Stored items from a collection:
········

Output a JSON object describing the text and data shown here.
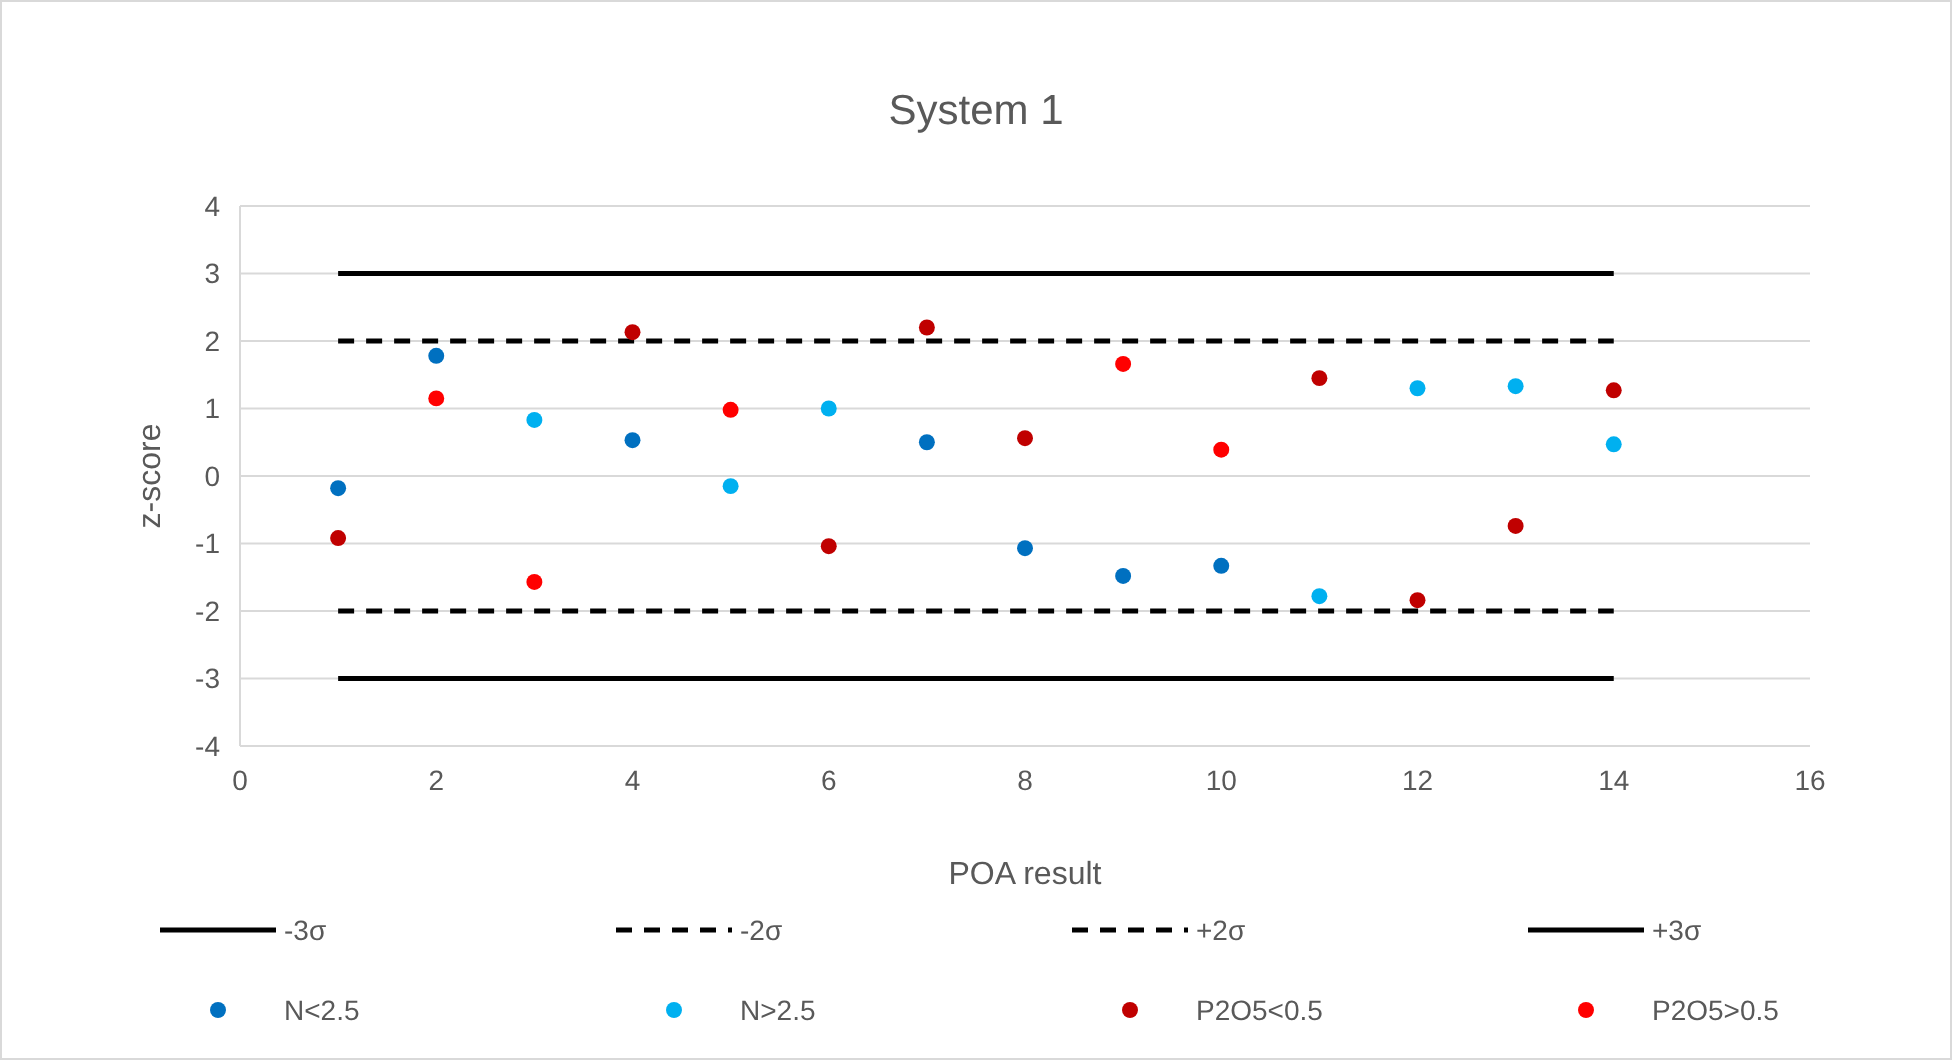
{
  "chart_data": {
    "type": "scatter",
    "title": "System 1",
    "xlabel": "POA result",
    "ylabel": "z-score",
    "xlim": [
      0,
      16
    ],
    "xticks": [
      0,
      2,
      4,
      6,
      8,
      10,
      12,
      14,
      16
    ],
    "ylim": [
      -4,
      4
    ],
    "yticks": [
      -4,
      -3,
      -2,
      -1,
      0,
      1,
      2,
      3,
      4
    ],
    "grid": "y",
    "legend": "bottom",
    "series": [
      {
        "name": "-3σ",
        "type": "line",
        "color": "#000000",
        "line_style": "solid",
        "marker": "none",
        "x": [
          1,
          14
        ],
        "values": [
          -3,
          -3
        ]
      },
      {
        "name": "-2σ",
        "type": "line",
        "color": "#000000",
        "line_style": "dashed",
        "marker": "none",
        "x": [
          1,
          14
        ],
        "values": [
          -2,
          -2
        ]
      },
      {
        "name": "+2σ",
        "type": "line",
        "color": "#000000",
        "line_style": "dashed",
        "marker": "none",
        "x": [
          1,
          14
        ],
        "values": [
          2,
          2
        ]
      },
      {
        "name": "+3σ",
        "type": "line",
        "color": "#000000",
        "line_style": "solid",
        "marker": "none",
        "x": [
          1,
          14
        ],
        "values": [
          3,
          3
        ]
      },
      {
        "name": "N<2.5",
        "color": "#0070c0",
        "marker": "circle",
        "x": [
          1,
          2,
          4,
          7,
          8,
          9,
          10
        ],
        "values": [
          -0.18,
          1.78,
          0.53,
          0.5,
          -1.07,
          -1.48,
          -1.33
        ]
      },
      {
        "name": "N>2.5",
        "color": "#00b0f0",
        "marker": "circle",
        "x": [
          3,
          5,
          6,
          11,
          12,
          13,
          14
        ],
        "values": [
          0.83,
          -0.15,
          1.0,
          -1.78,
          1.3,
          1.33,
          0.47
        ]
      },
      {
        "name": "P2O5<0.5",
        "color": "#c00000",
        "marker": "circle",
        "x": [
          1,
          4,
          6,
          7,
          8,
          11,
          12,
          13,
          14
        ],
        "values": [
          -0.92,
          2.13,
          -1.04,
          2.2,
          0.56,
          1.45,
          -1.84,
          -0.74,
          1.27
        ]
      },
      {
        "name": "P2O5>0.5",
        "color": "#ff0000",
        "marker": "circle",
        "x": [
          2,
          3,
          5,
          9,
          10
        ],
        "values": [
          1.15,
          -1.57,
          0.98,
          1.66,
          0.39
        ]
      }
    ]
  }
}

········

# Written exercise:
Check each line of the records for the string "name" and state how many lines contain it. Give only the number.

# Solution:
8